## Problem statement
Locate the lines of the listing below that hold "Customer", then copy each of them.
--------------------------------
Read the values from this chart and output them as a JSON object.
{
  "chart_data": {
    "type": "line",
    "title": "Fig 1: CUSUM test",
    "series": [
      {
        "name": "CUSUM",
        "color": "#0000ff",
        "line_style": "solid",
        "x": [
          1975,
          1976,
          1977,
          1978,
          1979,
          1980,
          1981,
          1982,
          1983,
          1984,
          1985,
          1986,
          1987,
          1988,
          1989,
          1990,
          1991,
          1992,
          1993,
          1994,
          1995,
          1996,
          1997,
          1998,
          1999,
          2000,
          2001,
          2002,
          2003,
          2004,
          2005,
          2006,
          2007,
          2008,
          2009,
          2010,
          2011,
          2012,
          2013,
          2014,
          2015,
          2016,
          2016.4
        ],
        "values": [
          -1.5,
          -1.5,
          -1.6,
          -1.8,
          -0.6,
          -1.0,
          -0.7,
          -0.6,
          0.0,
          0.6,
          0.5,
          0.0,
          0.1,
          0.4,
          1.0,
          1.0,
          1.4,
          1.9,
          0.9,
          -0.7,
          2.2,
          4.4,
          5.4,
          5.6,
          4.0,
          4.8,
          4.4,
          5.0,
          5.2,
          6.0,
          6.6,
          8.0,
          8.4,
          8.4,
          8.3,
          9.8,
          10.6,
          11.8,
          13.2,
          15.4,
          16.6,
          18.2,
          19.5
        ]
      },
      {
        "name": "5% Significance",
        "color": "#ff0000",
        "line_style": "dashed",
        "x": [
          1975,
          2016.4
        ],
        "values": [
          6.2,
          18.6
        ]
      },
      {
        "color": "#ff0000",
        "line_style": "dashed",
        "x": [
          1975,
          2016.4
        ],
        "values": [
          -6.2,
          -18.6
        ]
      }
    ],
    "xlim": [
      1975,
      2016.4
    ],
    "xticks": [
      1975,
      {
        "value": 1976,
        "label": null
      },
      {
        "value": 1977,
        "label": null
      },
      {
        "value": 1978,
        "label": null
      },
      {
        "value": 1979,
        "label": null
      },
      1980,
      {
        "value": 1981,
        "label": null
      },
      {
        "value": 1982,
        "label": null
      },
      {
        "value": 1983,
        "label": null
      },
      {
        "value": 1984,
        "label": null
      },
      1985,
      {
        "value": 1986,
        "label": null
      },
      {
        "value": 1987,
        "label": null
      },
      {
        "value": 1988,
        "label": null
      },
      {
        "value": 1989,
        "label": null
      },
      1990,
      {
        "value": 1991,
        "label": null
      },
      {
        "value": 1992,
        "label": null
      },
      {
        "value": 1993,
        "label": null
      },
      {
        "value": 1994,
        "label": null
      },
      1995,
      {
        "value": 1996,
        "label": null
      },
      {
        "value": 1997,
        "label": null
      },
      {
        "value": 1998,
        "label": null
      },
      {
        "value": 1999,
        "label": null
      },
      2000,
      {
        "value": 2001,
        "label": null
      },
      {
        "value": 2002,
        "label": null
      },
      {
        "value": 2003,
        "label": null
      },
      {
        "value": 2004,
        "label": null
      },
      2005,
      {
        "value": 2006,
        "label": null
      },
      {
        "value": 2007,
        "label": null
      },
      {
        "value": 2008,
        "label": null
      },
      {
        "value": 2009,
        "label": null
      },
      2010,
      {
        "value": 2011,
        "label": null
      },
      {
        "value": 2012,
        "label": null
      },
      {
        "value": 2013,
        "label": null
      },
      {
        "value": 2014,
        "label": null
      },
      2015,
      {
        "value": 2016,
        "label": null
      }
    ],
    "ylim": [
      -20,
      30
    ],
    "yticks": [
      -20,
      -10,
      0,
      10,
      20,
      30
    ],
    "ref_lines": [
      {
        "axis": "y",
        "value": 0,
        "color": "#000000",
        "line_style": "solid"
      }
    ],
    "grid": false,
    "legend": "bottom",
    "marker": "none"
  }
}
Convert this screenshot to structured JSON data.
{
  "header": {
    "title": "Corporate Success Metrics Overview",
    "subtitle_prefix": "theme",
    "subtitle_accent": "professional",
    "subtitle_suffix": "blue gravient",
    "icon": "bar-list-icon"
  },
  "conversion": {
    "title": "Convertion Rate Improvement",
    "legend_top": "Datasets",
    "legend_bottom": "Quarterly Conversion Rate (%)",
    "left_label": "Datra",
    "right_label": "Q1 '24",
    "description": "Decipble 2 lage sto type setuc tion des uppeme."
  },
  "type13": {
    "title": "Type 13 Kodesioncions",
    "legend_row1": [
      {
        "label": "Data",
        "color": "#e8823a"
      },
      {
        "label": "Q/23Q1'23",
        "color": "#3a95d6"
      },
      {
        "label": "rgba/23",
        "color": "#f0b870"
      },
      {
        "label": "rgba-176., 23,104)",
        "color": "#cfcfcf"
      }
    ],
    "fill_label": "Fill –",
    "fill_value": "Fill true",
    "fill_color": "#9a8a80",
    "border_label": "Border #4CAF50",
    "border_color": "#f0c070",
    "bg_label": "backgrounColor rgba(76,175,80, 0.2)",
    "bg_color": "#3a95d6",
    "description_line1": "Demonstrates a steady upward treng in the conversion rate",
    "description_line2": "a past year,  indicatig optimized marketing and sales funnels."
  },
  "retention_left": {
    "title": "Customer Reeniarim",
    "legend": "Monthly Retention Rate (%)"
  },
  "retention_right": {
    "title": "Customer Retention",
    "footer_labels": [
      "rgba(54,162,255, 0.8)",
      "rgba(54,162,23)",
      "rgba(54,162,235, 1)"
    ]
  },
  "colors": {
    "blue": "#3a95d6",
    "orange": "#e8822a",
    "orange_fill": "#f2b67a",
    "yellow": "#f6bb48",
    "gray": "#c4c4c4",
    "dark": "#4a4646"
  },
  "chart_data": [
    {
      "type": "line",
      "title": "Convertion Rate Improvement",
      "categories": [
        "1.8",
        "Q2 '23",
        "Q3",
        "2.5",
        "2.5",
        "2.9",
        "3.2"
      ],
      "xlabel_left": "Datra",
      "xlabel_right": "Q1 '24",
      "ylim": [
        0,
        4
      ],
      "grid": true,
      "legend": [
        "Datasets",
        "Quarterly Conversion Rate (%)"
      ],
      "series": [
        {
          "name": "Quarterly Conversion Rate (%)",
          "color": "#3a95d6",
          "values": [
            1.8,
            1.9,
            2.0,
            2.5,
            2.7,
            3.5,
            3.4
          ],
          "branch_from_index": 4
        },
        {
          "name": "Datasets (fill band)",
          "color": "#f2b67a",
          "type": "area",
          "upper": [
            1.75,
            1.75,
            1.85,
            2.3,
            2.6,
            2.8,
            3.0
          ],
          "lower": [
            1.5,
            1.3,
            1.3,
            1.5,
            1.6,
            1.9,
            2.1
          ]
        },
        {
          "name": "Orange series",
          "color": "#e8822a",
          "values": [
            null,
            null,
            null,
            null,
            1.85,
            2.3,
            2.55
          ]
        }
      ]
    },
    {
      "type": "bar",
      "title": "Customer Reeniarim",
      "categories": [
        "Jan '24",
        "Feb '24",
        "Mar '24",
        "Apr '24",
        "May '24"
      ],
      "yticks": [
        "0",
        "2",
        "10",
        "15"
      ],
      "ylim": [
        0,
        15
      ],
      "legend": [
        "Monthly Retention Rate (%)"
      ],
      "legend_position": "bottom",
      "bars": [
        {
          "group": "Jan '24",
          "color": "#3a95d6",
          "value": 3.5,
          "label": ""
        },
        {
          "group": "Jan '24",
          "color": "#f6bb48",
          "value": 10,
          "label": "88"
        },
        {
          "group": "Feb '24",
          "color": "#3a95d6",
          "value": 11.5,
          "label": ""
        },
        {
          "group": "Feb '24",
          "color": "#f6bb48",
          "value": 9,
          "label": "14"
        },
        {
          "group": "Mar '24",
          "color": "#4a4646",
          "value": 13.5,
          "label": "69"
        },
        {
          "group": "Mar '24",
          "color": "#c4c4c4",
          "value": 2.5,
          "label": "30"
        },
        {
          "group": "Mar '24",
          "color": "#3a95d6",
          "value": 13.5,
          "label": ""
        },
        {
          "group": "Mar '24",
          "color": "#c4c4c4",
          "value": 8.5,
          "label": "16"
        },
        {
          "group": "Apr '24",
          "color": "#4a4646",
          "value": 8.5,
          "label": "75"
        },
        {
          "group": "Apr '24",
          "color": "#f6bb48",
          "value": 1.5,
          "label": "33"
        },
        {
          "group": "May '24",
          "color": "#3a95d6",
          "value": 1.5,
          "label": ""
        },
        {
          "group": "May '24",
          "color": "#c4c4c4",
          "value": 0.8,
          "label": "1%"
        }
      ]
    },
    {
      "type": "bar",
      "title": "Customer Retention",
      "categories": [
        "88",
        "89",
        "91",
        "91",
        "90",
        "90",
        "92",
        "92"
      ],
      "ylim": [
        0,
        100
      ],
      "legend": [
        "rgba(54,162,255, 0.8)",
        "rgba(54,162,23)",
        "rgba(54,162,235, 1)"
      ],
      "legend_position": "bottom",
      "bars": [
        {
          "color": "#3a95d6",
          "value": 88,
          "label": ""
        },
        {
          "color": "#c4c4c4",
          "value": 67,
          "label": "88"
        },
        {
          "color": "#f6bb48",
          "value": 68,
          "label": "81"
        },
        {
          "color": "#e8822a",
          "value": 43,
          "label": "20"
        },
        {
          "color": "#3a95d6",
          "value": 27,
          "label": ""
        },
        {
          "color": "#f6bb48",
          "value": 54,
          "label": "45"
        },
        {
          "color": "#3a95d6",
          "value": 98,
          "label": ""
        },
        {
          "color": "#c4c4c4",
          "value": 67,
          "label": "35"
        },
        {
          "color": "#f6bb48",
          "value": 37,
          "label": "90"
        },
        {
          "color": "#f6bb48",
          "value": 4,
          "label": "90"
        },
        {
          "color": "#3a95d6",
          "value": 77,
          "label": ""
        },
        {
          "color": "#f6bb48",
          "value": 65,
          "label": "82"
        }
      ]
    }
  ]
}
--------------------------------
## Solution
    "title": "Customer Reeniarim",
    "title": "Customer Retention",
      "title": "Customer Reeniarim",
      "title": "Customer Retention",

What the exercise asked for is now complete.